_Your task_
Copy all lines below containing "гирифтан".

_Raw data_
□ □ □ □ □

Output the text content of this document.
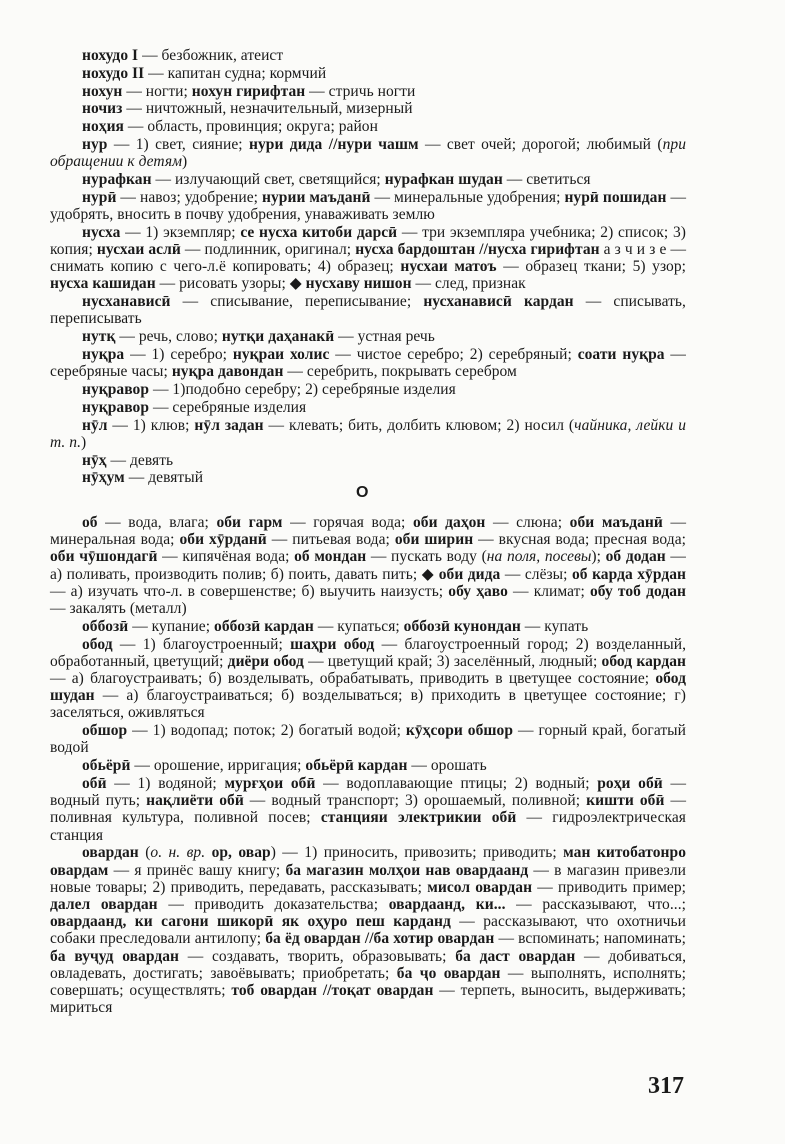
нохудо I — безбожник, атеист

нохудо II — капитан судна; кормчий

нохун — ногти; нохун гирифтан — стричь ногти

ночиз — ничтожный, незначительный, мизерный

ноҳия — область, провинция; округа; район

нур — 1) свет, сияние; нури дида //нури чашм — свет очей; дорогой; любимый (при обращении к детям)

нурафкан — излучающий свет, светящийся; нурафкан шудан — светиться

нурӣ — навоз; удобрение; нурии маъданӣ — минеральные удобрения; нурӣ пошидан — удобрять, вносить в почву удобрения, унаваживать землю

нусха — 1) экземпляр; се нусха китоби дарсӣ — три экземпляра учебника; 2) список; 3) копия; нусхаи аслӣ — подлинник, оригинал; нусха бардоштан //нусха гирифтан а з ч и з е — снимать копию с чего-л.ё копировать; 4) образец; нусхаи матоъ — образец ткани; 5) узор; нусха кашидан — рисовать узоры; ◆ нусхаву нишон — след, признак

нусханависӣ — списывание, переписывание; нусханависӣ кардан — списывать, переписывать

нутқ — речь, слово; нутқи даҳанакӣ — устная речь

нуқра — 1) серебро; нуқраи холис — чистое серебро; 2) серебряный; соати нуқра — серебряные часы; нуқра давондан — серебрить, покрывать серебром

нуқравор — 1)подобно серебру; 2) серебряные изделия

нуқравор — серебряные изделия

нӯл — 1) клюв; нӯл задан — клевать; бить, долбить клювом; 2) носил (чайника, лейки и т. п.)

нӯҳ — девять

нӯҳум — девятый

О

об — вода, влага; оби гарм — горячая вода; оби даҳон — слюна; оби маъданӣ — минеральная вода; оби хӯрданӣ — питьевая вода; оби ширин — вкусная вода; пресная вода; оби чӯшондагӣ — кипячёная вода; об мондан — пускать воду (на поля, посевы); об додан — а) поливать, производить полив; б) поить, давать пить; ◆ оби дида — слёзы; об карда хӯрдан — а) изучать что-л. в совершенстве; б) выучить наизусть; обу ҳаво — климат; обу тоб додан — закалять (металл)

оббозӣ — купание; оббозӣ кардан — купаться; оббозӣ кунондан — купать

обод — 1) благоустроенный; шаҳри обод — благоустроенный город; 2) возделанный, обработанный, цветущий; диёри обод — цветущий край; 3) заселённый, людный; обод кардан — а) благоустраивать; б) возделывать, обрабатывать, приводить в цветущее состояние; обод шудан — а) благоустраиваться; б) возделываться; в) приходить в цветущее состояние; г) заселяться, оживляться

обшор — 1) водопад; поток; 2) богатый водой; кӯҳсори обшор — горный край, богатый водой

обьёрӣ — орошение, ирригация; обьёрӣ кардан — орошать

обӣ — 1) водяной; мурғҳои обӣ — водоплавающие птицы; 2) водный; роҳи обӣ — водный путь; нақлиёти обӣ — водный транспорт; 3) орошаемый, поливной; кишти обӣ — поливная культура, поливной посев; станцияи электрикии обӣ — гидроэлектрическая станция

овардан (о. н. вр. ор, овар) — 1) приносить, привозить; приводить; ман китобатонро овардам — я принёс вашу книгу; ба магазин молҳои нав овардаанд — в магазин привезли новые товары; 2) приводить, передавать, рассказывать; мисол овардан — приводить пример; далел овардан — приводить доказательства; овардаанд, ки... — рассказывают, что...; овардаанд, ки сагони шикорӣ як оҳуро пеш карданд — рассказывают, что охотничьи собаки преследовали антилопу; ба ёд овардан //ба хотир овардан — вспоминать; напоминать; ба вуҷуд овардан — создавать, творить, образовывать; ба даст овардан — добиваться, овладевать, достигать; завоёвывать; приобретать; ба ҷо овардан — выполнять, исполнять; совершать; осуществлять; тоб овардан //тоқат овардан — терпеть, выносить, выдерживать; мириться

317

□ □ □ □ □

_Full response_
нохун — ногти; нохун гирифтан — стричь ногти
нусха — 1) экземпляр; се нусха китоби дарсӣ — три экземпляра учебника; 2) список; 3) копия; нусхаи аслӣ — подлинник, оригинал; нусха бардоштан //нусха гирифтан а з ч и з е — снимать копию с чего-л.ё копировать; 4) образец; нусхаи матоъ — образец ткани; 5) узор; нусха кашидан — рисовать узоры; ◆ нусхаву нишон — след, признак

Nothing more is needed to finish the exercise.